Task statement:
Reproduce these lines exactly as they appear across the material below, leaving out any pictures.

Data to process:
━━━━━━━━━━━━━━━━━━━━━━━━━━━━━━

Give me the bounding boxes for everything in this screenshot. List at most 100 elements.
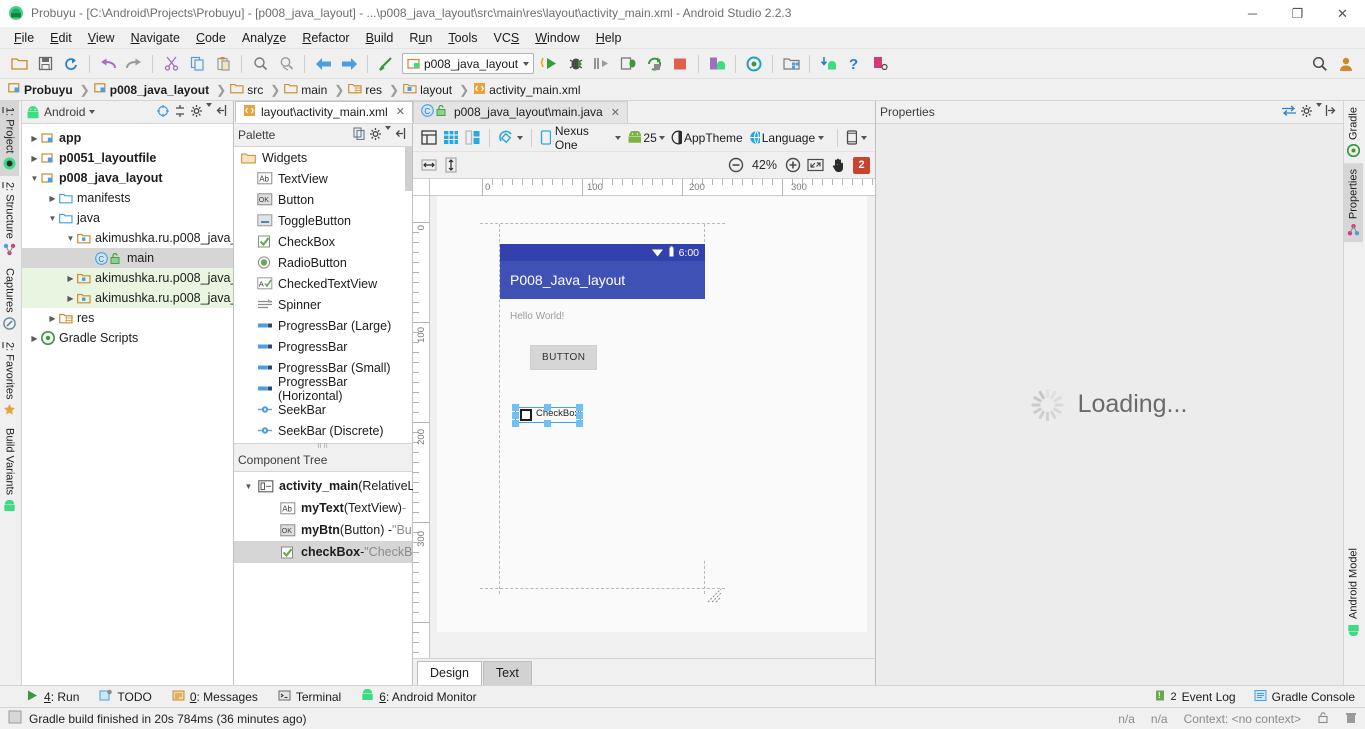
tool-tab-captures[interactable]: Captures: [0, 262, 19, 336]
menu-edit[interactable]: Edit: [42, 29, 80, 47]
chevron-right-icon[interactable]: ▶: [46, 194, 59, 203]
palette-scrollbar[interactable]: [405, 147, 412, 191]
breadcrumb-item-res[interactable]: res: [346, 83, 387, 97]
close-icon[interactable]: ✕: [611, 106, 620, 119]
palette-item-spinner[interactable]: Spinner: [234, 294, 412, 315]
tool-tab-android-model[interactable]: Android Model: [1344, 542, 1363, 642]
project-tree-node[interactable]: ▼ akimushka.ru.p008_java_: [22, 228, 233, 248]
chevron-down-icon[interactable]: [861, 135, 867, 140]
project-tree-node[interactable]: ▶ app: [22, 128, 233, 148]
editor-mode-tab-design[interactable]: Design: [417, 661, 482, 685]
maximize-button[interactable]: ❐: [1275, 0, 1320, 27]
attach-debugger-icon[interactable]: [616, 52, 640, 76]
chevron-right-icon[interactable]: ▶: [64, 274, 77, 283]
palette-group-widgets[interactable]: Widgets: [234, 147, 412, 168]
expand-vertical-icon[interactable]: [441, 155, 461, 175]
trash-icon[interactable]: [1345, 711, 1357, 727]
expand-horizontal-icon[interactable]: [419, 155, 439, 175]
copy-icon[interactable]: [185, 52, 209, 76]
chevron-right-icon[interactable]: ▶: [28, 134, 41, 143]
tool-tab-1--project[interactable]: 1: Project: [0, 101, 19, 177]
project-tree-node[interactable]: ▶ manifests: [22, 188, 233, 208]
menu-run[interactable]: Run: [401, 29, 440, 47]
project-structure-icon[interactable]: [779, 52, 803, 76]
sync-gradle-icon[interactable]: [742, 52, 766, 76]
breadcrumb-item-main[interactable]: main: [282, 83, 332, 97]
find-icon[interactable]: [248, 52, 272, 76]
tool-tab-2--favorites[interactable]: 2: Favorites: [0, 336, 19, 422]
menu-tools[interactable]: Tools: [440, 29, 485, 47]
menu-vcs[interactable]: VCS: [486, 29, 528, 47]
stop-icon[interactable]: [668, 52, 692, 76]
menu-window[interactable]: Window: [527, 29, 587, 47]
palette-item-togglebutton[interactable]: ToggleButton: [234, 210, 412, 231]
both-views-icon[interactable]: [463, 128, 483, 148]
component-tree-row[interactable]: checkBox - "CheckB: [234, 541, 412, 563]
paste-icon[interactable]: [211, 52, 235, 76]
blueprint-view-icon[interactable]: [441, 128, 461, 148]
palette-item-progressbar--large-[interactable]: ProgressBar (Large): [234, 315, 412, 336]
chevron-right-icon[interactable]: ▶: [64, 294, 77, 303]
design-canvas-area[interactable]: 0 100 200 300 0 100 200 300 6:00 P008_Ja…: [413, 179, 875, 658]
component-tree-list[interactable]: ▼ activity_main (RelativeLa Ab myText (Text…: [234, 472, 422, 563]
settings-gear-icon[interactable]: [369, 125, 391, 144]
resize-handle-w[interactable]: [512, 412, 519, 419]
design-canvas[interactable]: 6:00 P008_Java_layout Hello World! BUTTO…: [430, 196, 875, 658]
warnings-badge[interactable]: 2: [853, 156, 870, 174]
tool-window-gradle-console[interactable]: Gradle Console: [1254, 689, 1355, 705]
cut-icon[interactable]: [159, 52, 183, 76]
run-configuration-selector[interactable]: p008_java_layout: [402, 53, 535, 74]
tool-tab-2--structure[interactable]: 2: Structure: [0, 176, 19, 262]
open-folder-icon[interactable]: [7, 52, 31, 76]
menu-refactor[interactable]: Refactor: [294, 29, 357, 47]
project-tree-node[interactable]: ▶ Gradle Scripts: [22, 328, 233, 348]
design-view-icon[interactable]: [419, 128, 439, 148]
replace-icon[interactable]: [274, 52, 298, 76]
hello-world-textview[interactable]: Hello World!: [510, 311, 564, 322]
project-tree-node[interactable]: ▶ akimushka.ru.p008_java_: [22, 268, 233, 288]
zoom-fit-icon[interactable]: [805, 155, 826, 175]
tool-tab-build-variants[interactable]: Build Variants: [0, 422, 19, 518]
project-view-selector[interactable]: Android: [26, 105, 96, 119]
device-selector[interactable]: Nexus One: [538, 124, 624, 152]
back-icon[interactable]: [311, 52, 335, 76]
breadcrumb-item-activity-main-xml[interactable]: activity_main.xml: [471, 82, 585, 98]
target-icon[interactable]: [156, 104, 170, 121]
toggle-view-icon[interactable]: [1281, 104, 1297, 120]
redo-icon[interactable]: [122, 52, 146, 76]
menu-view[interactable]: View: [80, 29, 123, 47]
palette-item-seekbar--discrete-[interactable]: SeekBar (Discrete): [234, 420, 412, 441]
breadcrumb-item-src[interactable]: src: [228, 83, 268, 97]
component-tree-row[interactable]: OK myBtn (Button) - "Bu: [234, 519, 412, 541]
tool-tab-gradle[interactable]: Gradle: [1344, 101, 1363, 163]
chevron-right-icon[interactable]: ▶: [28, 154, 41, 163]
tool-window-terminal[interactable]: Terminal: [278, 689, 341, 705]
preview-button[interactable]: BUTTON: [530, 345, 598, 370]
chevron-down-icon[interactable]: [658, 135, 665, 140]
editor-tab-p008-java-layout-main-java[interactable]: Cp008_java_layout\main.java ✕: [412, 101, 628, 123]
chevron-down-icon[interactable]: [615, 135, 622, 140]
device-class-selector[interactable]: [844, 128, 869, 148]
lock-icon[interactable]: [1317, 711, 1329, 727]
run-step-icon[interactable]: [590, 52, 614, 76]
rerun-icon[interactable]: [642, 52, 666, 76]
settings-gear-icon[interactable]: [1300, 102, 1322, 121]
search-everywhere-icon[interactable]: [1308, 52, 1332, 76]
checkbox-selection-group[interactable]: CheckBox: [512, 403, 583, 427]
chevron-down-icon[interactable]: ▼: [64, 234, 77, 243]
chevron-down-icon[interactable]: [818, 135, 825, 140]
api-level-selector[interactable]: 25: [625, 128, 666, 148]
project-tree-node[interactable]: ▼ p008_java_layout: [22, 168, 233, 188]
resize-handle-ne[interactable]: [576, 404, 583, 411]
palette-list[interactable]: Widgets Ab TextView OK Button ToggleButton Ch…: [234, 147, 412, 443]
zoom-in-button[interactable]: [783, 155, 803, 175]
hide-panel-icon[interactable]: [394, 127, 406, 143]
theme-selector[interactable]: AppTheme: [669, 128, 745, 148]
palette-item-checkedtextview[interactable]: A CheckedTextView: [234, 273, 412, 294]
chevron-right-icon[interactable]: ▶: [28, 334, 41, 343]
canvas-resize-handle[interactable]: [707, 588, 722, 603]
device-monitor-icon[interactable]: [868, 52, 892, 76]
component-tree-row[interactable]: ▼ activity_main (RelativeLa: [234, 475, 422, 497]
sdk-manager-icon[interactable]: [816, 52, 840, 76]
chevron-right-icon[interactable]: ▶: [46, 314, 59, 323]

━━━━━━━━━━━━━━━━━━━━━━━━━━━━━━

Answer to the problem:
Give me the bounding boxes for everything in this screenshot. List at most 100 elements.
tool-tab-captures[interactable]: Captures: [0, 262, 19, 336]
menu-edit[interactable]: Edit: [42, 29, 80, 47]
chevron-right-icon[interactable]: ▶: [46, 194, 59, 203]
palette-scrollbar[interactable]: [405, 147, 412, 191]
breadcrumb-item-res[interactable]: res: [346, 83, 387, 97]
close-icon[interactable]: ✕: [611, 106, 620, 119]
palette-item-spinner[interactable]: Spinner: [234, 294, 412, 315]
tool-tab-android-model[interactable]: Android Model: [1344, 542, 1363, 642]
project-tree-node[interactable]: ▼ akimushka.ru.p008_java_: [22, 228, 233, 248]
chevron-down-icon[interactable]: [861, 135, 867, 140]
project-tree-node[interactable]: ▶ app: [22, 128, 233, 148]
editor-mode-tab-design[interactable]: Design: [417, 661, 482, 685]
maximize-button[interactable]: ❐: [1275, 0, 1320, 27]
attach-debugger-icon[interactable]: [616, 52, 640, 76]
chevron-right-icon[interactable]: ▶: [64, 274, 77, 283]
palette-group-widgets[interactable]: Widgets: [234, 147, 412, 168]
expand-vertical-icon[interactable]: [441, 155, 461, 175]
trash-icon[interactable]: [1345, 711, 1357, 727]
expand-horizontal-icon[interactable]: [419, 155, 439, 175]
copy-icon[interactable]: [185, 52, 209, 76]
chevron-right-icon[interactable]: ▶: [28, 134, 41, 143]
tool-tab-1--project[interactable]: 1: Project: [0, 101, 19, 177]
project-tree-node[interactable]: ▶ manifests: [22, 188, 233, 208]
menu-run[interactable]: Run: [401, 29, 440, 47]
project-structure-icon[interactable]: [779, 52, 803, 76]
sync-gradle-icon[interactable]: [742, 52, 766, 76]
breadcrumb-item-main[interactable]: main: [282, 83, 332, 97]
find-icon[interactable]: [248, 52, 272, 76]
tool-tab-2--favorites[interactable]: 2: Favorites: [0, 336, 19, 422]
menu-tools[interactable]: Tools: [440, 29, 485, 47]
menu-vcs[interactable]: VCS: [486, 29, 528, 47]
stop-icon[interactable]: [668, 52, 692, 76]
menu-window[interactable]: Window: [527, 29, 587, 47]
palette-item-togglebutton[interactable]: ToggleButton: [234, 210, 412, 231]
both-views-icon[interactable]: [463, 128, 483, 148]
component-tree-row[interactable]: checkBox - "CheckB: [234, 541, 412, 563]
paste-icon[interactable]: [211, 52, 235, 76]
blueprint-view-icon[interactable]: [441, 128, 461, 148]
palette-item-progressbar--large-[interactable]: ProgressBar (Large): [234, 315, 412, 336]
chevron-right-icon[interactable]: ▶: [64, 294, 77, 303]
design-canvas-area[interactable]: 0 100 200 300 0 100 200 300 6:00 P008_Ja…: [413, 179, 875, 658]
component-tree-list[interactable]: ▼ activity_main (RelativeLa Ab myText (Text…: [234, 472, 422, 563]
settings-gear-icon[interactable]: [369, 125, 391, 144]
resize-handle-w[interactable]: [512, 412, 519, 419]
design-canvas[interactable]: 6:00 P008_Java_layout Hello World! BUTTO…: [430, 196, 875, 658]
warnings-badge[interactable]: 2: [853, 156, 870, 174]
tool-window-gradle-console[interactable]: Gradle Console: [1254, 689, 1355, 705]
cut-icon[interactable]: [159, 52, 183, 76]
run-configuration-selector[interactable]: p008_java_layout: [402, 53, 535, 74]
tool-tab-2--structure[interactable]: 2: Structure: [0, 176, 19, 262]
open-folder-icon[interactable]: [7, 52, 31, 76]
menu-refactor[interactable]: Refactor: [294, 29, 357, 47]
project-tree-node[interactable]: ▶ Gradle Scripts: [22, 328, 233, 348]
design-view-icon[interactable]: [419, 128, 439, 148]
replace-icon[interactable]: [274, 52, 298, 76]
hello-world-textview[interactable]: Hello World!: [510, 311, 564, 322]
project-tree-node[interactable]: ▶ akimushka.ru.p008_java_: [22, 268, 233, 288]
zoom-fit-icon[interactable]: [805, 155, 826, 175]
tool-tab-build-variants[interactable]: Build Variants: [0, 422, 19, 518]
project-view-selector[interactable]: Android: [26, 105, 96, 119]
device-selector[interactable]: Nexus One: [538, 124, 624, 152]
back-icon[interactable]: [311, 52, 335, 76]
breadcrumb-item-activity-main-xml[interactable]: activity_main.xml: [471, 82, 585, 98]
target-icon[interactable]: [156, 104, 170, 121]
toggle-view-icon[interactable]: [1281, 104, 1297, 120]
redo-icon[interactable]: [122, 52, 146, 76]
menu-view[interactable]: View: [80, 29, 123, 47]
palette-item-seekbar--discrete-[interactable]: SeekBar (Discrete): [234, 420, 412, 441]
breadcrumb-item-src[interactable]: src: [228, 83, 268, 97]
component-tree-row[interactable]: OK myBtn (Button) - "Bu: [234, 519, 412, 541]
tool-tab-gradle[interactable]: Gradle: [1344, 101, 1363, 163]
chevron-right-icon[interactable]: ▶: [28, 154, 41, 163]
tool-window-terminal[interactable]: Terminal: [278, 689, 341, 705]
preview-button[interactable]: BUTTON: [530, 345, 598, 370]
chevron-down-icon[interactable]: [658, 135, 665, 140]
editor-tab-p008-java-layout-main-java[interactable]: Cp008_java_layout\main.java ✕: [412, 101, 628, 123]
chevron-down-icon[interactable]: [615, 135, 622, 140]
device-class-selector[interactable]: [844, 128, 869, 148]
lock-icon[interactable]: [1317, 711, 1329, 727]
run-step-icon[interactable]: [590, 52, 614, 76]
rerun-icon[interactable]: [642, 52, 666, 76]
settings-gear-icon[interactable]: [1300, 102, 1322, 121]
search-everywhere-icon[interactable]: [1308, 52, 1332, 76]
checkbox-selection-group[interactable]: CheckBox: [512, 403, 583, 427]
chevron-down-icon[interactable]: ▼: [64, 234, 77, 243]
chevron-down-icon[interactable]: [818, 135, 825, 140]
api-level-selector[interactable]: 25: [625, 128, 666, 148]
project-tree-node[interactable]: ▼ p008_java_layout: [22, 168, 233, 188]
resize-handle-ne[interactable]: [576, 404, 583, 411]
palette-list[interactable]: Widgets Ab TextView OK Button ToggleButton Ch…: [234, 147, 412, 443]
zoom-in-button[interactable]: [783, 155, 803, 175]
hide-panel-icon[interactable]: [394, 127, 406, 143]
theme-selector[interactable]: AppTheme: [669, 128, 745, 148]
palette-item-checkedtextview[interactable]: A CheckedTextView: [234, 273, 412, 294]
chevron-right-icon[interactable]: ▶: [28, 334, 41, 343]
canvas-resize-handle[interactable]: [707, 588, 722, 603]
device-monitor-icon[interactable]: [868, 52, 892, 76]
component-tree-row[interactable]: ▼ activity_main (RelativeLa: [234, 475, 422, 497]
sdk-manager-icon[interactable]: [816, 52, 840, 76]
chevron-right-icon[interactable]: ▶: [46, 314, 59, 323]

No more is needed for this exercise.